▸ **Task item**: Copy every line of the records below where the word "Market" occurs.

Dataset entries on figures:
════

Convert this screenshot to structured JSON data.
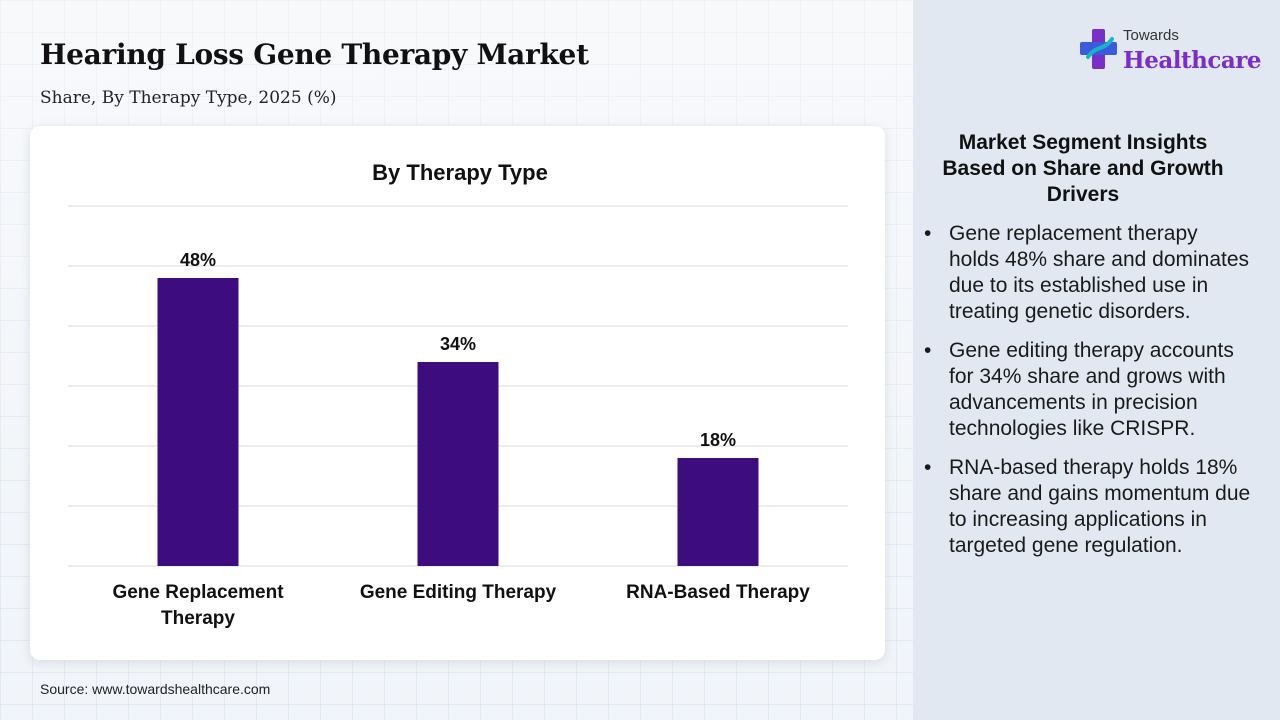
{
  "header": {
    "title": "Hearing Loss Gene Therapy Market",
    "subtitle": "Share, By Therapy Type, 2025 (%)"
  },
  "logo": {
    "line1": "Towards",
    "line2": "Healthcare"
  },
  "source": "Source: www.towardshealthcare.com",
  "insights": {
    "title": "Market Segment Insights Based on Share and Growth Drivers",
    "bullets": [
      "Gene replacement therapy holds 48% share and dominates due to its established use in treating genetic disorders.",
      "Gene editing therapy accounts for 34% share and grows with advancements in precision technologies like CRISPR.",
      "RNA-based therapy holds 18% share and gains momentum due to increasing applications in targeted gene regulation."
    ]
  },
  "colors": {
    "bar": "#3d0c7e",
    "brand_purple": "#7a2ec9",
    "brand_blue": "#3b5bdb",
    "brand_teal": "#19b3c9"
  },
  "chart_data": {
    "type": "bar",
    "title": "By Therapy Type",
    "categories": [
      "Gene Replacement Therapy",
      "Gene Editing Therapy",
      "RNA-Based Therapy"
    ],
    "category_lines": [
      [
        "Gene Replacement",
        "Therapy"
      ],
      [
        "Gene Editing Therapy"
      ],
      [
        "RNA-Based Therapy"
      ]
    ],
    "values": [
      48,
      34,
      18
    ],
    "data_labels": [
      "48%",
      "34%",
      "18%"
    ],
    "ylim": [
      0,
      60
    ],
    "gridlines": [
      0,
      10,
      20,
      30,
      40,
      50,
      60
    ],
    "xlabel": "",
    "ylabel": "",
    "grid": true,
    "legend": "none"
  }
}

════

▸ **Answer section**:
    "title": "Hearing Loss Gene Therapy Market",
    "title": "Market Segment Insights Based on Share and Growth Drivers",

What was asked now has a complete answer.